===== INPUT MATERIAL =====

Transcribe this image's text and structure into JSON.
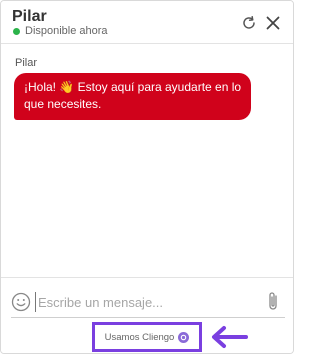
{
  "header": {
    "agent_name": "Pilar",
    "status_text": "Disponible ahora",
    "status_color": "#2bb34a",
    "refresh_icon": "refresh-icon",
    "close_icon": "close-icon"
  },
  "conversation": {
    "sender": "Pilar",
    "message": "¡Hola! 👋 Estoy aquí para ayudarte en lo que necesites.",
    "bubble_color": "#d0021b"
  },
  "composer": {
    "placeholder": "Escribe un mensaje...",
    "emoji_icon": "emoji-icon",
    "attach_icon": "paperclip-icon"
  },
  "branding": {
    "label": "Usamos Cliengo",
    "logo_icon": "cliengo-logo-icon",
    "highlight_color": "#7a3fe0"
  },
  "annotation": {
    "arrow_icon": "arrow-left-icon"
  }
}
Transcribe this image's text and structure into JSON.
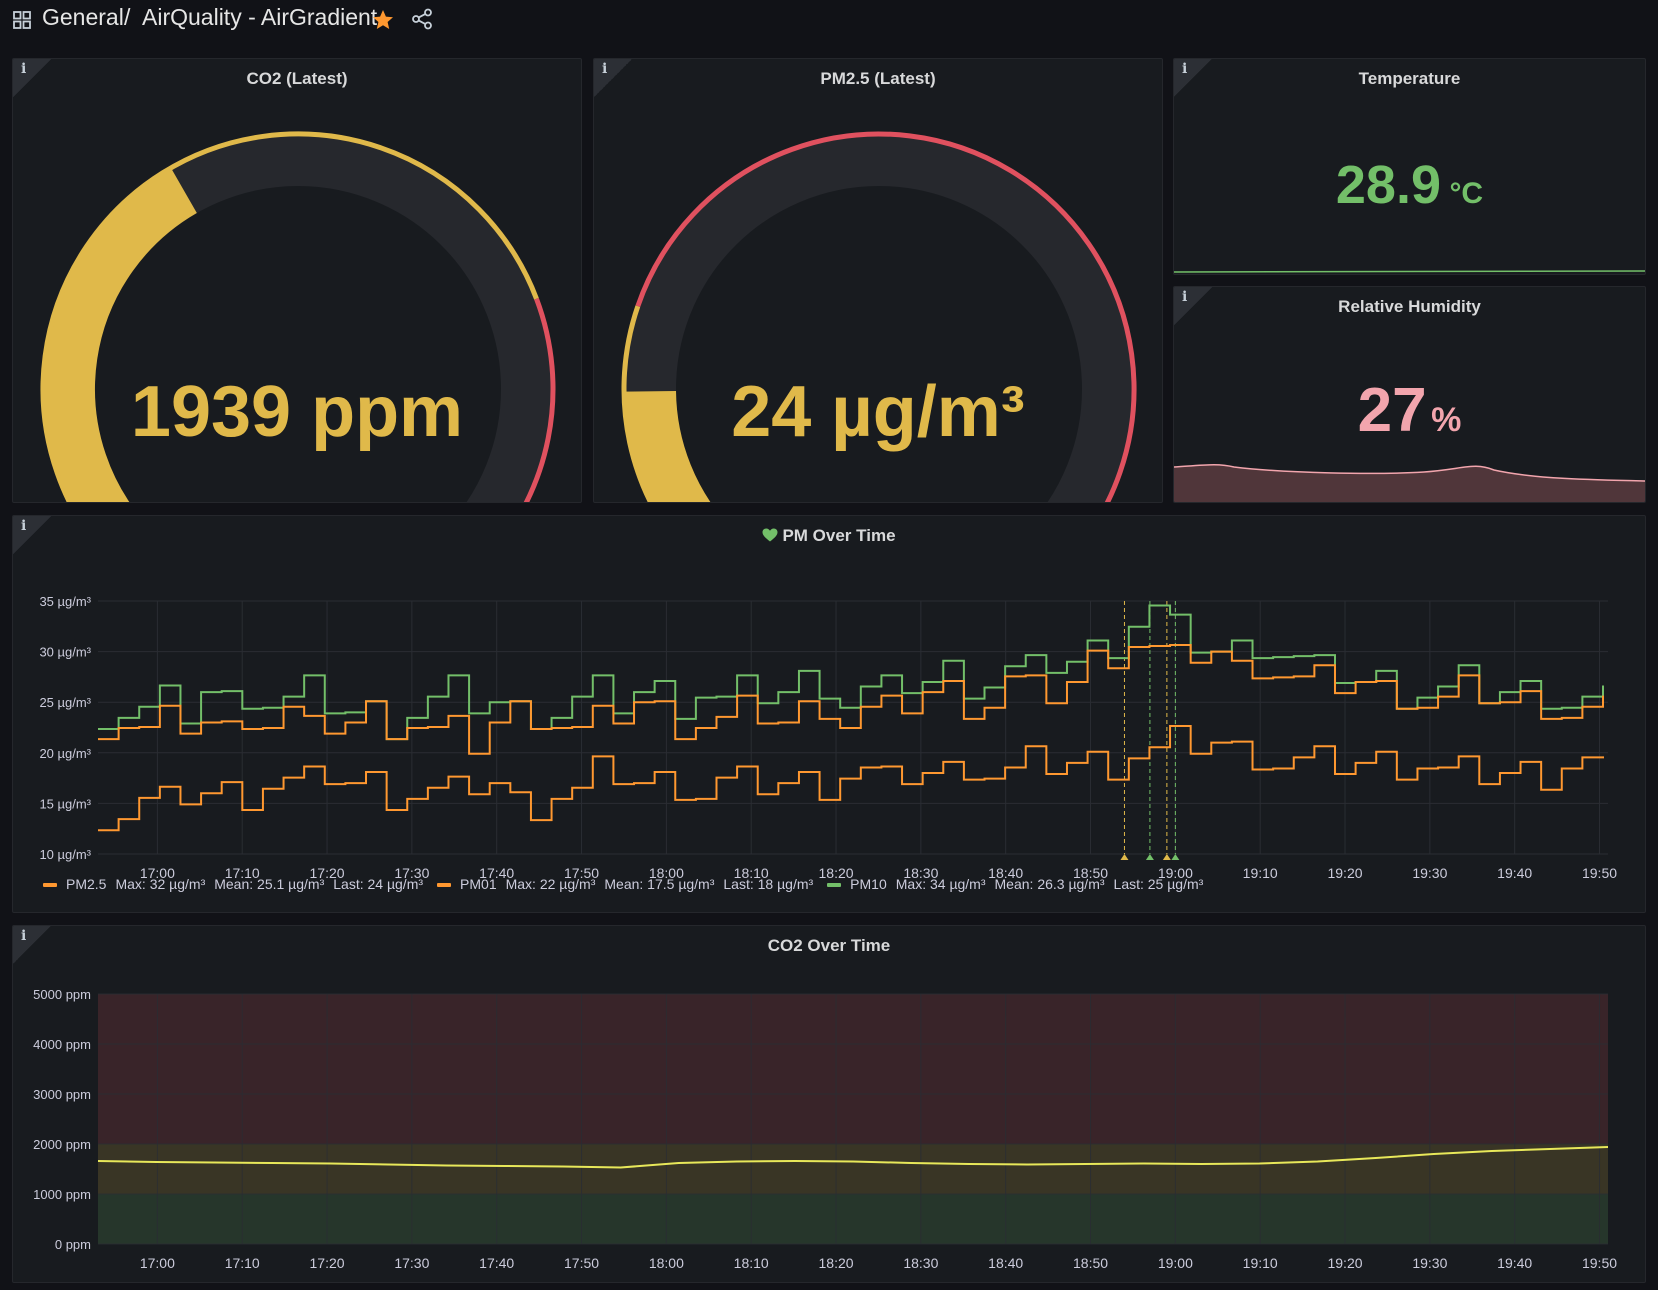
{
  "header": {
    "folder": "General",
    "separator": "/",
    "title": "AirQuality - AirGradient",
    "icons": [
      "apps-grid-icon",
      "star-icon",
      "share-icon"
    ],
    "star_color": "#ff9830"
  },
  "panels": {
    "co2_latest": {
      "title": "CO2 (Latest)",
      "value": "1939 ppm",
      "value_num": 1939,
      "min": 0,
      "max": 5000,
      "thresholds": [
        3800
      ],
      "fill_color": "#e0b94a",
      "threshold_colors": [
        "#e0b94a",
        "#e0515f"
      ]
    },
    "pm25_latest": {
      "title": "PM2.5 (Latest)",
      "value": "24 µg/m³",
      "value_num": 24,
      "min": 0,
      "max": 150,
      "thresholds": [
        35
      ],
      "fill_color": "#e0b94a",
      "threshold_colors": [
        "#e0b94a",
        "#e0515f"
      ]
    },
    "temperature": {
      "title": "Temperature",
      "value": "28.9",
      "unit": "°C",
      "color": "#73bf69"
    },
    "humidity": {
      "title": "Relative Humidity",
      "value": "27",
      "unit": "%",
      "color": "#f2a5ad"
    },
    "pm_over_time": {
      "title": "PM Over Time",
      "title_icon": "heart-icon"
    },
    "co2_over_time": {
      "title": "CO2 Over Time"
    }
  },
  "chart_data": [
    {
      "type": "line",
      "panel": "PM Over Time",
      "x": [
        "17:00",
        "17:10",
        "17:20",
        "17:30",
        "17:40",
        "17:50",
        "18:00",
        "18:10",
        "18:20",
        "18:30",
        "18:40",
        "18:50",
        "19:00",
        "19:10",
        "19:20",
        "19:30",
        "19:40",
        "19:50"
      ],
      "y_ticks": [
        "10 µg/m³",
        "15 µg/m³",
        "20 µg/m³",
        "25 µg/m³",
        "30 µg/m³",
        "35 µg/m³"
      ],
      "ylim": [
        10,
        35
      ],
      "xlim": [
        "16:53",
        "19:51"
      ],
      "grid": true,
      "legend_position": "bottom-left",
      "annotations_near": [
        "18:54",
        "18:57",
        "18:59",
        "19:00"
      ],
      "series": [
        {
          "name": "PM2.5",
          "color": "#ff9830",
          "stats": {
            "max": "Max: 32 µg/m³",
            "mean": "Mean: 25.1 µg/m³",
            "last": "Last: 24 µg/m³"
          },
          "values": [
            23,
            23,
            22,
            23,
            23,
            23,
            22,
            24,
            23,
            24,
            22,
            23,
            23,
            24,
            23,
            23,
            22,
            22,
            21,
            23,
            24,
            24,
            23,
            22,
            23,
            24,
            25,
            24,
            23,
            23,
            23,
            24,
            24,
            23,
            24,
            25,
            23,
            24,
            24,
            25,
            26,
            26,
            25,
            25,
            27,
            26,
            26,
            27,
            29,
            30,
            31,
            30,
            29,
            30,
            30,
            28,
            29,
            28,
            27,
            27,
            27,
            27,
            26,
            26,
            25,
            25,
            26,
            26,
            25,
            25,
            25,
            24,
            24,
            24
          ]
        },
        {
          "name": "PM01",
          "color": "#ff9830",
          "stats": {
            "max": "Max: 22 µg/m³",
            "mean": "Mean: 17.5 µg/m³",
            "last": "Last: 18 µg/m³"
          },
          "values": [
            14,
            14,
            15,
            15,
            16,
            16,
            16,
            16,
            17,
            17,
            17,
            18,
            17,
            17,
            16,
            16,
            16,
            16,
            17,
            17,
            15,
            15,
            16,
            16,
            18,
            18,
            17,
            17,
            17,
            16,
            17,
            17,
            17,
            17,
            17,
            17,
            18,
            18,
            17,
            18,
            18,
            18,
            19,
            18,
            18,
            19,
            19,
            19,
            19,
            19,
            20,
            20,
            21,
            21,
            21,
            20,
            20,
            19,
            19,
            19,
            19,
            19,
            19,
            19,
            19,
            18,
            18,
            18,
            18,
            18,
            18,
            19,
            19,
            18
          ]
        },
        {
          "name": "PM10",
          "color": "#73bf69",
          "stats": {
            "max": "Max: 34 µg/m³",
            "mean": "Mean: 26.3 µg/m³",
            "last": "Last: 25 µg/m³"
          },
          "values": [
            24,
            24,
            24,
            25,
            24,
            26,
            25,
            26,
            25,
            25,
            26,
            25,
            24,
            24,
            23,
            24,
            25,
            26,
            25,
            25,
            24,
            24,
            24,
            25,
            26,
            25,
            26,
            26,
            25,
            26,
            25,
            26,
            26,
            26,
            27,
            27,
            25,
            26,
            26,
            27,
            27,
            28,
            27,
            27,
            28,
            28,
            29,
            29,
            30,
            31,
            33,
            34,
            32,
            31,
            30,
            30,
            31,
            30,
            29,
            28,
            28,
            27,
            27,
            26,
            26,
            26,
            27,
            26,
            26,
            26,
            26,
            25,
            25,
            25
          ]
        }
      ]
    },
    {
      "type": "area",
      "panel": "CO2 Over Time",
      "x": [
        "17:00",
        "17:10",
        "17:20",
        "17:30",
        "17:40",
        "17:50",
        "18:00",
        "18:10",
        "18:20",
        "18:30",
        "18:40",
        "18:50",
        "19:00",
        "19:10",
        "19:20",
        "19:30",
        "19:40",
        "19:50"
      ],
      "y_ticks": [
        "0 ppm",
        "1000 ppm",
        "2000 ppm",
        "3000 ppm",
        "4000 ppm",
        "5000 ppm"
      ],
      "ylim": [
        0,
        5000
      ],
      "xlim": [
        "16:53",
        "19:51"
      ],
      "grid": true,
      "threshold_bands": [
        {
          "from": 0,
          "to": 1000,
          "color": "#73bf69"
        },
        {
          "from": 1000,
          "to": 2000,
          "color": "#e0b94a"
        },
        {
          "from": 2000,
          "to": 5000,
          "color": "#e0515f"
        }
      ],
      "series": [
        {
          "name": "CO2",
          "color": "#e8e85a",
          "values": [
            1660,
            1640,
            1630,
            1620,
            1610,
            1590,
            1570,
            1560,
            1550,
            1530,
            1620,
            1650,
            1660,
            1650,
            1620,
            1600,
            1590,
            1600,
            1610,
            1600,
            1610,
            1650,
            1720,
            1800,
            1860,
            1900,
            1940
          ]
        }
      ]
    }
  ]
}
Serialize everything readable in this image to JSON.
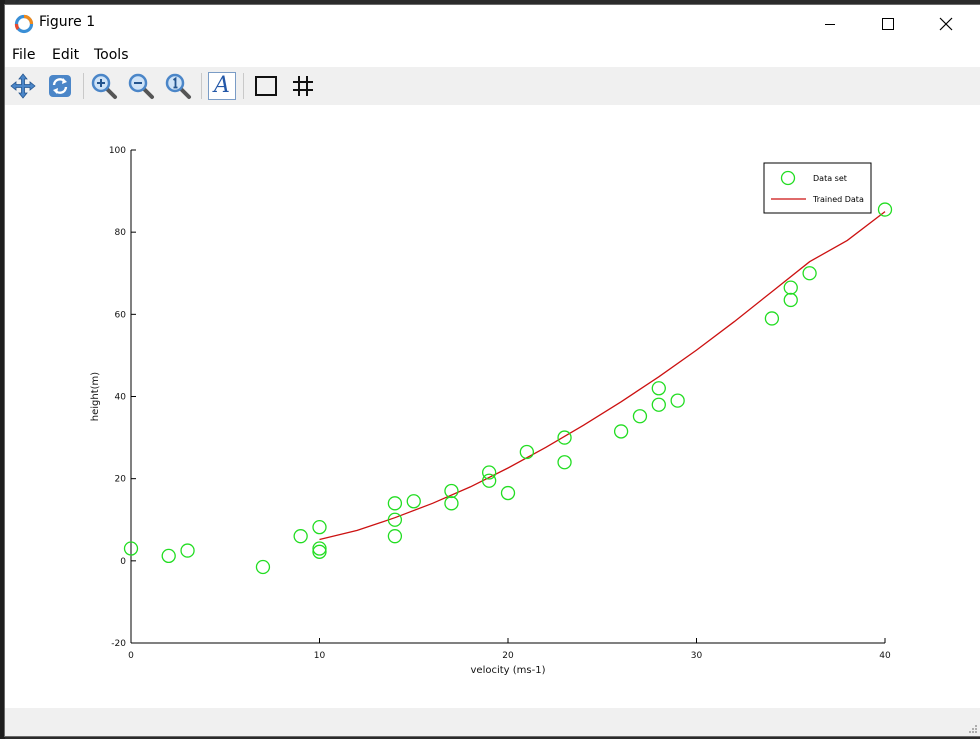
{
  "window": {
    "title": "Figure 1"
  },
  "menu": [
    "File",
    "Edit",
    "Tools"
  ],
  "toolbar": {
    "icons": [
      "pan-icon",
      "refresh-icon",
      "zoom-in-icon",
      "zoom-out-icon",
      "zoom-reset-icon",
      "text-icon",
      "box-icon",
      "grid-icon"
    ],
    "text_glyph": "A"
  },
  "colors": {
    "data": "#22dd22",
    "fit": "#cc1111"
  },
  "chart_data": {
    "type": "scatter",
    "xlabel": "velocity (ms-1)",
    "ylabel": "height(m)",
    "xlim": [
      0,
      40
    ],
    "ylim": [
      -20,
      100
    ],
    "xticks": [
      0,
      10,
      20,
      30,
      40
    ],
    "yticks": [
      -20,
      0,
      20,
      40,
      60,
      80,
      100
    ],
    "grid": false,
    "legend": "top-right",
    "series": [
      {
        "name": "Data set",
        "kind": "markers",
        "x": [
          0,
          2,
          3,
          7,
          9,
          10,
          10,
          10,
          14,
          14,
          14,
          15,
          17,
          17,
          19,
          19,
          20,
          21,
          23,
          23,
          26,
          27,
          28,
          28,
          29,
          34,
          35,
          35,
          36,
          40
        ],
        "y": [
          3,
          1.2,
          2.5,
          -1.5,
          6,
          8.2,
          3,
          2.2,
          14,
          10,
          6,
          14.5,
          17,
          14,
          21.5,
          19.5,
          16.5,
          26.5,
          30,
          24,
          31.5,
          35.2,
          42,
          38,
          39,
          59,
          63.5,
          66.5,
          70,
          85.5
        ]
      },
      {
        "name": "Trained Data",
        "kind": "line",
        "x": [
          10,
          12,
          14,
          16,
          18,
          20,
          22,
          24,
          26,
          28,
          30,
          32,
          34,
          36,
          38,
          40
        ],
        "y": [
          5.2,
          7.4,
          10.5,
          14.0,
          18.0,
          22.6,
          27.6,
          33.0,
          38.7,
          44.8,
          51.3,
          58.2,
          65.5,
          72.8,
          78.0,
          85.0
        ]
      }
    ]
  }
}
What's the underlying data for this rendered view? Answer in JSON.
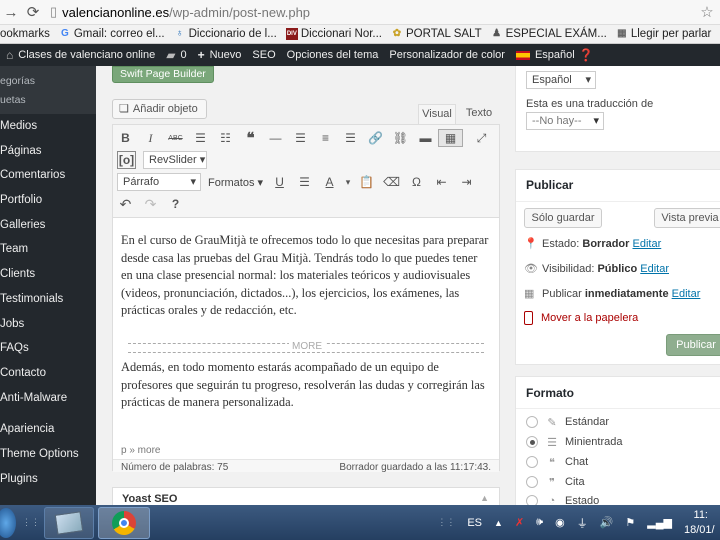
{
  "browser": {
    "url_domain": "valencianonline.es",
    "url_path": "/wp-admin/post-new.php",
    "bookmarks": [
      {
        "label": "ookmarks",
        "icon": ""
      },
      {
        "label": "Gmail: correo el...",
        "icon": "G"
      },
      {
        "label": "Diccionario de l...",
        "icon": "♁"
      },
      {
        "label": "Diccionari Nor...",
        "icon": "DIV"
      },
      {
        "label": "PORTAL SALT",
        "icon": "✿"
      },
      {
        "label": "ESPECIAL EXÁM...",
        "icon": "♟"
      },
      {
        "label": "Llegir per parlar",
        "icon": "▦"
      }
    ]
  },
  "adminbar": {
    "site": "Clases de valenciano online",
    "comments_count": "0",
    "new": "Nuevo",
    "seo": "SEO",
    "theme_options": "Opciones del tema",
    "colors": "Personalizador de color",
    "language": "Español"
  },
  "sidebar": {
    "sub": [
      "egorías",
      "uetas"
    ],
    "items": [
      "Medios",
      "Páginas",
      "Comentarios",
      "Portfolio",
      "Galleries",
      "Team",
      "Clients",
      "Testimonials",
      "Jobs",
      "FAQs",
      "Contacto",
      "Anti-Malware",
      "Apariencia",
      "Theme Options",
      "Plugins"
    ]
  },
  "editor": {
    "swift_label": "Swift Page Builder",
    "add_media": "Añadir objeto",
    "tab_visual": "Visual",
    "tab_text": "Texto",
    "revslider": "RevSlider",
    "paragraph": "Párrafo",
    "formats": "Formatos",
    "content_1": "En el curso de GrauMitjà te ofrecemos todo lo que necesitas para preparar desde casa las pruebas del Grau Mitjà. Tendrás todo lo que puedes tener en una clase presencial normal: los materiales teóricos y audiovisuales (videos, pronunciación, dictados...), los ejercicios, los exámenes, las prácticas orales y de redacción, etc.",
    "more_label": "MORE",
    "content_2": "Además, en todo momento estarás acompañado de un equipo de profesores que seguirán tu progreso, resolverán las dudas y corregirán las prácticas de manera personalizada.",
    "path": "p » more",
    "word_count": "Número de palabras: 75",
    "saved": "Borrador guardado a las 11:17:43."
  },
  "yoast_title": "Yoast SEO",
  "language_box": {
    "language": "Español",
    "translation_label": "Esta es una traducción de",
    "translation_value": "--No hay--"
  },
  "publish": {
    "title": "Publicar",
    "save_draft": "Sólo guardar",
    "preview": "Vista previa",
    "status_label": "Estado:",
    "status_value": "Borrador",
    "visibility_label": "Visibilidad:",
    "visibility_value": "Público",
    "schedule_label": "Publicar",
    "schedule_value": "inmediatamente",
    "edit": "Editar",
    "trash": "Mover a la papelera",
    "publish_btn": "Publicar"
  },
  "format": {
    "title": "Formato",
    "options": [
      {
        "label": "Estándar",
        "icon": "✎",
        "selected": false
      },
      {
        "label": "Minientrada",
        "icon": "☰",
        "selected": true
      },
      {
        "label": "Chat",
        "icon": "❝",
        "selected": false
      },
      {
        "label": "Cita",
        "icon": "❞",
        "selected": false
      },
      {
        "label": "Estado",
        "icon": "◔",
        "selected": false
      }
    ]
  },
  "taskbar": {
    "lang": "ES",
    "time": "11:",
    "date": "18/01/"
  },
  "colors": {
    "admin_dark": "#23282d",
    "link": "#0073aa",
    "trash": "#aa0000"
  }
}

=====

__TASK STATEMENT__: State how many lines of the listing above hold the word "this", with nothing but the number.

__REPLY TO THE EXERCISE__: 4